Even My Hair Was Exhausted
My alarm beep, beep, beeps.
I throw back the covers and slide out of bed. I pad into the bathroom, pee, and look at my reflection in the mirror. I usually brush my teeth first, but the effort feels overwhelming. Instead, I walk into the closet to pick out my outfit for the day. That, too, feels like too much.
So I grab an old blue sweatshirt, lay it on the floor, and release my body to the pull of gravity. I can’t go back to bed—I’ll sleep. I just need a soft start. On my closet floor.
I. am. so. tired.
People have words for this: procrastination, lazy, unmotivated, burnout, exhaustion. Whatever you call it, I have known the feeling of overwhelming emotional, spiritual, and physical tiredness.
I learned what exhaustion looked like long before I owned it myself. My grandmas wore it quietly. My mom and grandmas would drive three and a half hours to help me as a young adult in college—arriving with snacks, sensible shoes, and an unspoken plan. They helped decorate college dorm rooms and early apartments, folding themselves into my temporary life for a weekend. Then, before turning around and driving home—because my mom needed to work on Monday—they would crash. A nap on the couch. A long exhale. Exhaustion personified. Love, expressed through showing up anyway.

• _Provided material_
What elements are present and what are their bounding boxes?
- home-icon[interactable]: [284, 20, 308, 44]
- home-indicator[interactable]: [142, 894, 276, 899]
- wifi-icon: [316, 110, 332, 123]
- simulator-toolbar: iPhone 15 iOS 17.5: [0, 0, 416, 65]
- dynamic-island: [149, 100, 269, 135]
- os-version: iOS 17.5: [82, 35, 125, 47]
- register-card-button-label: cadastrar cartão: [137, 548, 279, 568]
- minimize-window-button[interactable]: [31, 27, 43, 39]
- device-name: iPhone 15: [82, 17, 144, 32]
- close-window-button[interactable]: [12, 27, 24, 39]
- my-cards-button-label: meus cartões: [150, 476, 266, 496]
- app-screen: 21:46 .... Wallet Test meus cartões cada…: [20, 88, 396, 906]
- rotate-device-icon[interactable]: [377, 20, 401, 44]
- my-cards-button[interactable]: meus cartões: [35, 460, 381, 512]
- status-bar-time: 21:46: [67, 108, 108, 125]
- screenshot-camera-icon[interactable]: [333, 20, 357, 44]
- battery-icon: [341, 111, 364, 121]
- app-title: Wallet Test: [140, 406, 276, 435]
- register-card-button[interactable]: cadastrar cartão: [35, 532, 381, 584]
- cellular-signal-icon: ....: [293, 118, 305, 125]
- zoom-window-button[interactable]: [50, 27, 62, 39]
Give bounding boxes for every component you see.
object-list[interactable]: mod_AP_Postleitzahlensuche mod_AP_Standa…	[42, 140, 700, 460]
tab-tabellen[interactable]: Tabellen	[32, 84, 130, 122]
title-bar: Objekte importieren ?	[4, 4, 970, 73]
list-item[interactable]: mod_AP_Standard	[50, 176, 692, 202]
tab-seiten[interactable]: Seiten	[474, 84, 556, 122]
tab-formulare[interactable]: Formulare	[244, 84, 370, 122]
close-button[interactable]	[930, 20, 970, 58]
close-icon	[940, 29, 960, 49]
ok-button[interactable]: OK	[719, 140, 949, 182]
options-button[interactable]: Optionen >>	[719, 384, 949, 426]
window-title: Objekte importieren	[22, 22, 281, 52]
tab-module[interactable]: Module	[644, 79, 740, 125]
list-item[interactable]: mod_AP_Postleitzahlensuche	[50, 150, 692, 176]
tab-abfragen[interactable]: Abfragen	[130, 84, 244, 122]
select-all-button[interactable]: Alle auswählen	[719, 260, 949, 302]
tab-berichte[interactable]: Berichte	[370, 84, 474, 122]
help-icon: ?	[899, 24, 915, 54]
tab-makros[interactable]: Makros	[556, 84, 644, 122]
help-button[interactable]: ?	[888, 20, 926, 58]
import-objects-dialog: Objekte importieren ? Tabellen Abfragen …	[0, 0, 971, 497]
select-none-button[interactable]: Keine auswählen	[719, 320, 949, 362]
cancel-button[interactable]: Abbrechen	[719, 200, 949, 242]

• _Questions on the material_
a. In the passage on exhaustion, how long was the drive the writer's mom and grandmas made to help during college?
b. Rewrite the paragraph of the passage on exhaustion that begins "I learned what exhaustion looked like" as a shorter paragraph that keeps its main facts.
The records are material separate from the passage on exhaustion.

• _Set of answers_
a. Three and a half hours.

b. The writer first saw exhaustion in the grandmas and mom, who wore it quietly. In the writer's college years, they drove three and a half hours with snacks and sensible shoes to help decorate dorm rooms and early apartments for a weekend. Before driving home, because the mom had to work on Monday, they would crash with a nap on the couch. It was exhaustion personified, and love expressed by showing up anyway.